=== Begin Enclosure ===

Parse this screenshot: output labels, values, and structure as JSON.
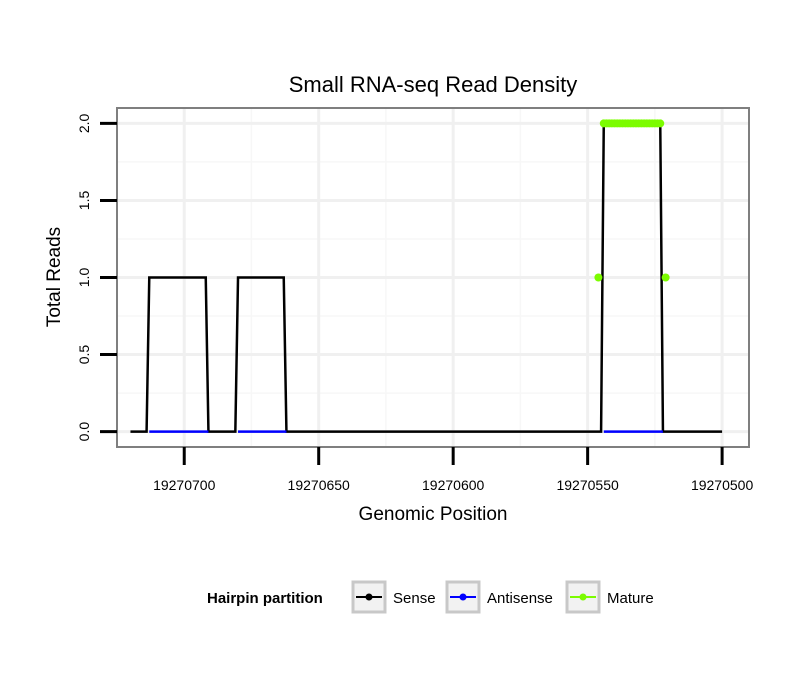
{
  "chart_data": {
    "type": "line",
    "title": "Small RNA-seq Read Density",
    "xlabel": "Genomic Position",
    "ylabel": "Total Reads",
    "x_reversed": true,
    "xlim": [
      19270725,
      19270490
    ],
    "ylim": [
      -0.1,
      2.1
    ],
    "x_ticks": [
      19270700,
      19270650,
      19270600,
      19270550,
      19270500
    ],
    "x_tick_labels": [
      "19270700",
      "19270650",
      "19270600",
      "19270550",
      "19270500"
    ],
    "y_ticks": [
      0,
      0.5,
      1,
      1.5,
      2
    ],
    "y_tick_labels": [
      "0.0",
      "0.5",
      "1.0",
      "1.5",
      "2.0"
    ],
    "grid": true,
    "legend": {
      "title": "Hairpin partition",
      "position": "bottom",
      "entries": [
        "Sense",
        "Antisense",
        "Mature"
      ]
    },
    "series": [
      {
        "name": "Sense",
        "color": "#000000",
        "x": [
          19270720,
          19270714,
          19270713,
          19270692,
          19270691,
          19270681,
          19270680,
          19270663,
          19270662,
          19270545,
          19270544,
          19270523,
          19270522,
          19270500
        ],
        "y": [
          0,
          0,
          1,
          1,
          0,
          0,
          1,
          1,
          0,
          0,
          2,
          2,
          0,
          0
        ]
      },
      {
        "name": "Antisense",
        "color": "#0000ff",
        "x": [
          19270713,
          19270691,
          19270680,
          19270662,
          19270544,
          19270522
        ],
        "y": [
          0,
          0,
          0,
          0,
          0,
          0
        ]
      },
      {
        "name": "Mature",
        "color": "#7cfc00",
        "x": [
          19270546,
          19270544,
          19270543,
          19270542,
          19270541,
          19270540,
          19270539,
          19270538,
          19270537,
          19270536,
          19270535,
          19270534,
          19270533,
          19270532,
          19270531,
          19270530,
          19270529,
          19270528,
          19270527,
          19270526,
          19270525,
          19270524,
          19270523,
          19270521
        ],
        "y": [
          1,
          2,
          2,
          2,
          2,
          2,
          2,
          2,
          2,
          2,
          2,
          2,
          2,
          2,
          2,
          2,
          2,
          2,
          2,
          2,
          2,
          2,
          2,
          1
        ]
      }
    ]
  }
}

=== End Enclosure ===

_What is needed_
A faithful copy of the records above is needed, with the pictures left out.

_Solution for this exercise_
Parse this screenshot: output labels, values, and structure as JSON.
{
  "chart_data": {
    "type": "line",
    "title": "Small RNA-seq Read Density",
    "xlabel": "Genomic Position",
    "ylabel": "Total Reads",
    "x_reversed": true,
    "xlim": [
      19270725,
      19270490
    ],
    "ylim": [
      -0.1,
      2.1
    ],
    "x_ticks": [
      19270700,
      19270650,
      19270600,
      19270550,
      19270500
    ],
    "x_tick_labels": [
      "19270700",
      "19270650",
      "19270600",
      "19270550",
      "19270500"
    ],
    "y_ticks": [
      0,
      0.5,
      1,
      1.5,
      2
    ],
    "y_tick_labels": [
      "0.0",
      "0.5",
      "1.0",
      "1.5",
      "2.0"
    ],
    "grid": true,
    "legend": {
      "title": "Hairpin partition",
      "position": "bottom",
      "entries": [
        "Sense",
        "Antisense",
        "Mature"
      ]
    },
    "series": [
      {
        "name": "Sense",
        "color": "#000000",
        "x": [
          19270720,
          19270714,
          19270713,
          19270692,
          19270691,
          19270681,
          19270680,
          19270663,
          19270662,
          19270545,
          19270544,
          19270523,
          19270522,
          19270500
        ],
        "y": [
          0,
          0,
          1,
          1,
          0,
          0,
          1,
          1,
          0,
          0,
          2,
          2,
          0,
          0
        ]
      },
      {
        "name": "Antisense",
        "color": "#0000ff",
        "x": [
          19270713,
          19270691,
          19270680,
          19270662,
          19270544,
          19270522
        ],
        "y": [
          0,
          0,
          0,
          0,
          0,
          0
        ]
      },
      {
        "name": "Mature",
        "color": "#7cfc00",
        "x": [
          19270546,
          19270544,
          19270543,
          19270542,
          19270541,
          19270540,
          19270539,
          19270538,
          19270537,
          19270536,
          19270535,
          19270534,
          19270533,
          19270532,
          19270531,
          19270530,
          19270529,
          19270528,
          19270527,
          19270526,
          19270525,
          19270524,
          19270523,
          19270521
        ],
        "y": [
          1,
          2,
          2,
          2,
          2,
          2,
          2,
          2,
          2,
          2,
          2,
          2,
          2,
          2,
          2,
          2,
          2,
          2,
          2,
          2,
          2,
          2,
          2,
          1
        ]
      }
    ]
  }
}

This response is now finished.